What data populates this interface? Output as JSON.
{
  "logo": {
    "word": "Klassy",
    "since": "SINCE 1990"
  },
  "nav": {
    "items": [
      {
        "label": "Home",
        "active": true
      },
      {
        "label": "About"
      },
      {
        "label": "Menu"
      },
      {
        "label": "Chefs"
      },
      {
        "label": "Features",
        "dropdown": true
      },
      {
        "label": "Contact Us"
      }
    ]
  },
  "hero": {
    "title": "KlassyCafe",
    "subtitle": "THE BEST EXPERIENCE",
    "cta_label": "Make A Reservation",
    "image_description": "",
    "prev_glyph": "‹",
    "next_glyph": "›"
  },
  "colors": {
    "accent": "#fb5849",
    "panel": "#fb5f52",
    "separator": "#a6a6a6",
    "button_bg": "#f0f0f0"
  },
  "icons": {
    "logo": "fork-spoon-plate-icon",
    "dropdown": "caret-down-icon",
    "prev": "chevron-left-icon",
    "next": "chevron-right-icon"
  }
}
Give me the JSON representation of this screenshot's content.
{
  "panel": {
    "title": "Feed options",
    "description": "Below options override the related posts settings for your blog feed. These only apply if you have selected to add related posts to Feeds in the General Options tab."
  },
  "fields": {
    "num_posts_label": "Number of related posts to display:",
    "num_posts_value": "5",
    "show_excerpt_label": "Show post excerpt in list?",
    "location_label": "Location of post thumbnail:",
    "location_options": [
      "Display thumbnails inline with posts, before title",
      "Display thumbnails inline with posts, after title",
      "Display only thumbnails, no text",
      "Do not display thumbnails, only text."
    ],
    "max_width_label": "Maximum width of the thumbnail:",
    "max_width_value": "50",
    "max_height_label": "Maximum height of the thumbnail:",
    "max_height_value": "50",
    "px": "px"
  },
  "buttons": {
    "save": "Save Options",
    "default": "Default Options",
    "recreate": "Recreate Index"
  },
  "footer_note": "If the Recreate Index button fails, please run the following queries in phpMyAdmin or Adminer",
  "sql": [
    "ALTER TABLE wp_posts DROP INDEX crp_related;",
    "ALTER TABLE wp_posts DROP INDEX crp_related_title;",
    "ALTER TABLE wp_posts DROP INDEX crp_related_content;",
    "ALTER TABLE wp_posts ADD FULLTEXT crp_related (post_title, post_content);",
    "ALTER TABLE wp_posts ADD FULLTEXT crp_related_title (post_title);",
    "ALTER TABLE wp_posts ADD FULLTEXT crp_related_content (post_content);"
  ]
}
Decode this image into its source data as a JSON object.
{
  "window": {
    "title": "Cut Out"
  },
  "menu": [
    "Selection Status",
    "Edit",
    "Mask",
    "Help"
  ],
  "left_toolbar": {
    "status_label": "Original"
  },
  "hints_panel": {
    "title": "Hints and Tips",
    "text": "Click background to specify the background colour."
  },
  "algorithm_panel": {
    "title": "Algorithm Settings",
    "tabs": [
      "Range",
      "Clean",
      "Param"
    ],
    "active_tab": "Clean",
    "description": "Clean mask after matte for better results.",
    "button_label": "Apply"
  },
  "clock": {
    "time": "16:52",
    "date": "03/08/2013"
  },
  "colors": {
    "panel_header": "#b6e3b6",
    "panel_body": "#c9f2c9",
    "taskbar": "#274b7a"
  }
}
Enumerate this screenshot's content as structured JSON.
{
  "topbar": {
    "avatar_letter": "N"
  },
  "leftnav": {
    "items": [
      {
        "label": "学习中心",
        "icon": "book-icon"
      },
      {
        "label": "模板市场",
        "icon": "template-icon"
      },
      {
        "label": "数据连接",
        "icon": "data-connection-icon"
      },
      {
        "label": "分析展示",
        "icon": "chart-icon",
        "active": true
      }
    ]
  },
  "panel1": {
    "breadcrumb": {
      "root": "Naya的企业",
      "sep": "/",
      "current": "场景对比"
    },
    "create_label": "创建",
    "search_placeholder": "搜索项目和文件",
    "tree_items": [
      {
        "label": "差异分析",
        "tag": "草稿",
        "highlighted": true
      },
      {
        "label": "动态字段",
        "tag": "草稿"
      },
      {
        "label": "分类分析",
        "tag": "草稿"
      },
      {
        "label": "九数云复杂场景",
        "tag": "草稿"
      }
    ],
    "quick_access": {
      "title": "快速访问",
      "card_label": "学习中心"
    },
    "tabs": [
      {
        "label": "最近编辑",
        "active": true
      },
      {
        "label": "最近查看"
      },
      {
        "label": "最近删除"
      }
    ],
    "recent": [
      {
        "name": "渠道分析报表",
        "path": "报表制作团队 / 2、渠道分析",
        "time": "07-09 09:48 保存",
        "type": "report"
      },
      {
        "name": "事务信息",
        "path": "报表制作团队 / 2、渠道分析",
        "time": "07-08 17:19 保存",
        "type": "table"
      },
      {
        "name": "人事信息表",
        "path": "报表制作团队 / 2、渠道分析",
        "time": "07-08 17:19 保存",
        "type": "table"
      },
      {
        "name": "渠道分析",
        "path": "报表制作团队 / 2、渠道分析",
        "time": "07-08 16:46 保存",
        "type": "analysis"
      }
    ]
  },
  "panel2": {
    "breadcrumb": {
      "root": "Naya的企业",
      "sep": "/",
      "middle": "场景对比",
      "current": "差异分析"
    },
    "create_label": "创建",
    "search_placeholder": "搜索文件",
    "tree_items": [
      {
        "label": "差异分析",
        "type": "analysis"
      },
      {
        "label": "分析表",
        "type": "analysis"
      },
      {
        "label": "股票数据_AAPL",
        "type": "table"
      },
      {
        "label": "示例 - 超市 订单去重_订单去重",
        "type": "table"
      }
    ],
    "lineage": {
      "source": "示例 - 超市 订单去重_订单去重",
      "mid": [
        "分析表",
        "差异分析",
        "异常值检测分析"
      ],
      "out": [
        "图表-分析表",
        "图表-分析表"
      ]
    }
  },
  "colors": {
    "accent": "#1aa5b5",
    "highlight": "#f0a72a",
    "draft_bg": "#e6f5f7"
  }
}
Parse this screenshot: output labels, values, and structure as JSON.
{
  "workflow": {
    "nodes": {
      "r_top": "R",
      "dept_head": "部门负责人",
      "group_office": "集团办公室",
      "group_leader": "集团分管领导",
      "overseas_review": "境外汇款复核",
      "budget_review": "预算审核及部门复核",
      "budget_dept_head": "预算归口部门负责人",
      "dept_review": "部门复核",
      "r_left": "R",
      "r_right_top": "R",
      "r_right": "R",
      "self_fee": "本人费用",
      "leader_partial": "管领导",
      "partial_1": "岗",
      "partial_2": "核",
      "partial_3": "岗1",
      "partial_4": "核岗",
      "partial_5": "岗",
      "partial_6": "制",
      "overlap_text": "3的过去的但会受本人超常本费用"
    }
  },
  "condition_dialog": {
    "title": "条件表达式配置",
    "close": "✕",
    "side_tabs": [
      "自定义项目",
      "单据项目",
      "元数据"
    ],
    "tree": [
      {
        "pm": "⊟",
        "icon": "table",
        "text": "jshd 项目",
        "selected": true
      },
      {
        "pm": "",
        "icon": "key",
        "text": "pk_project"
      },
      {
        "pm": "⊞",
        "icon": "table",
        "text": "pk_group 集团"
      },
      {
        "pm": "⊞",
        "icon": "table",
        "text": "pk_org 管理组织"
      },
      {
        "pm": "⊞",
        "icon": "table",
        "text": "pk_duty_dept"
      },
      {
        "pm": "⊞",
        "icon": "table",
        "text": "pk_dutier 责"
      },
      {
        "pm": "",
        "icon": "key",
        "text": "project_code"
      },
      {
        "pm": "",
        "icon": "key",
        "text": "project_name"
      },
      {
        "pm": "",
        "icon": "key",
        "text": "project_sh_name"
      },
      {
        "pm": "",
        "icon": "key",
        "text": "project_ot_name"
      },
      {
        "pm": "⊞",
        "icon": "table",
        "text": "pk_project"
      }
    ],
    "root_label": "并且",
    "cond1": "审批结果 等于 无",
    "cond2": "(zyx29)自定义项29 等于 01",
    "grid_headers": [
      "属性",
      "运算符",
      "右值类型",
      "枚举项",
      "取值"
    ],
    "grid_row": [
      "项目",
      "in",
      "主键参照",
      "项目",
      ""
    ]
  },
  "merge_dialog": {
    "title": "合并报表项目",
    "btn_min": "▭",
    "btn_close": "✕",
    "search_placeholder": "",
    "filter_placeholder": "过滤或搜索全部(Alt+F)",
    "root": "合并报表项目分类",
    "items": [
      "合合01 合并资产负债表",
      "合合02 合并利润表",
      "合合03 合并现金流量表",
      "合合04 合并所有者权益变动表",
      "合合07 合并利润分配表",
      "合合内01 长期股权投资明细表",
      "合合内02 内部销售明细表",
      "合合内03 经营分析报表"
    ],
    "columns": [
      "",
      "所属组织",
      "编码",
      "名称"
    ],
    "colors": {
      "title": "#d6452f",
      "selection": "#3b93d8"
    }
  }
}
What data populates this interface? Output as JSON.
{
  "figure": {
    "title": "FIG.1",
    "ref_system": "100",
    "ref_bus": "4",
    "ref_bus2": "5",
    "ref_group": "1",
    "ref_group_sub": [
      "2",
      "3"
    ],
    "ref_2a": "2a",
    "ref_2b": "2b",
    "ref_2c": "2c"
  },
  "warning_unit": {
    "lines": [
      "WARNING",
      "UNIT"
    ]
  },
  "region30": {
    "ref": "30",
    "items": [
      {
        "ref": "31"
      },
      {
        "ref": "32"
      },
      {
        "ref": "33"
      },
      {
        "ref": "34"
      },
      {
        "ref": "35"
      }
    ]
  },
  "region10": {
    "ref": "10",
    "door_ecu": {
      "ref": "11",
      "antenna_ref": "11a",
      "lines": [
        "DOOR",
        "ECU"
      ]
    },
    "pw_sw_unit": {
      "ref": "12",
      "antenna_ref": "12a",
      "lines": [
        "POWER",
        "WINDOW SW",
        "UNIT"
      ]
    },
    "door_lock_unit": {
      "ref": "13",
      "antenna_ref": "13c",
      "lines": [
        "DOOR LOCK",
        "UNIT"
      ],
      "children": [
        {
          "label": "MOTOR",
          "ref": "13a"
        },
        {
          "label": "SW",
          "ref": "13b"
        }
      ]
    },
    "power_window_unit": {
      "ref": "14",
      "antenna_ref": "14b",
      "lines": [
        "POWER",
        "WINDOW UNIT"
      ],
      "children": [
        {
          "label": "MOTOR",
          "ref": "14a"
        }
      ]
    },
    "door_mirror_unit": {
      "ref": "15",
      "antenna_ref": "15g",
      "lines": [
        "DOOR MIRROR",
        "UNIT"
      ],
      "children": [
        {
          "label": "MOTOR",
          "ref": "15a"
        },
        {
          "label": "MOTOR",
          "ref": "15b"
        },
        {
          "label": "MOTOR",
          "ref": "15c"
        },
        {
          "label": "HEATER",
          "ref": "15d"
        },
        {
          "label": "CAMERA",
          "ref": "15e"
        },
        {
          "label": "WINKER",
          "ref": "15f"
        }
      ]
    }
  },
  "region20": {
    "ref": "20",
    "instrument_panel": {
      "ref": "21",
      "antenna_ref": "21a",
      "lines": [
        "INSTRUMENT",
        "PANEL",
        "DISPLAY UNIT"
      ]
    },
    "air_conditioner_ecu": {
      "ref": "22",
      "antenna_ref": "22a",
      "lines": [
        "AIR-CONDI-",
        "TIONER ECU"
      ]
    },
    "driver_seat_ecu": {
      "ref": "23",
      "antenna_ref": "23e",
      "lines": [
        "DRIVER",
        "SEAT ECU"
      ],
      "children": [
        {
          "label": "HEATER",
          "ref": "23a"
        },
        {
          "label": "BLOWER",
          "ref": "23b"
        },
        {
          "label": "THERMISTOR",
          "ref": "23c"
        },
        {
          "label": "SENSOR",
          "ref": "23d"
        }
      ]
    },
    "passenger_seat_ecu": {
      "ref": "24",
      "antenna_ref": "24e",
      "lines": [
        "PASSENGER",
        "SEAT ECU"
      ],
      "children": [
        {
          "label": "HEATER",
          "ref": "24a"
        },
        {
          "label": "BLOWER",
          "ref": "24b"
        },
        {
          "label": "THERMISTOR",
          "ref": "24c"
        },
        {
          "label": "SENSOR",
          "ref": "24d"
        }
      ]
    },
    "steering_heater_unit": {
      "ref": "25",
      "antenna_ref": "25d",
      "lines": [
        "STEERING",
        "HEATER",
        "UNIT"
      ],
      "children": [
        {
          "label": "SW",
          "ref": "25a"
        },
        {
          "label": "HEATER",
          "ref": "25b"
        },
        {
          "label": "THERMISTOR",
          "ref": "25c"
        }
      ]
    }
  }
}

+++

TASK TO COMPLETE: Copy out every line in the listing where the word "only" appears.

RESPONSE TO THE TASK:
    "description": "Below options override the related posts settings for your blog feed. These only apply if you have selected to add related posts to Feeds in the General Options tab."
      "Display only thumbnails, no text",
      "Do not display thumbnails, only text."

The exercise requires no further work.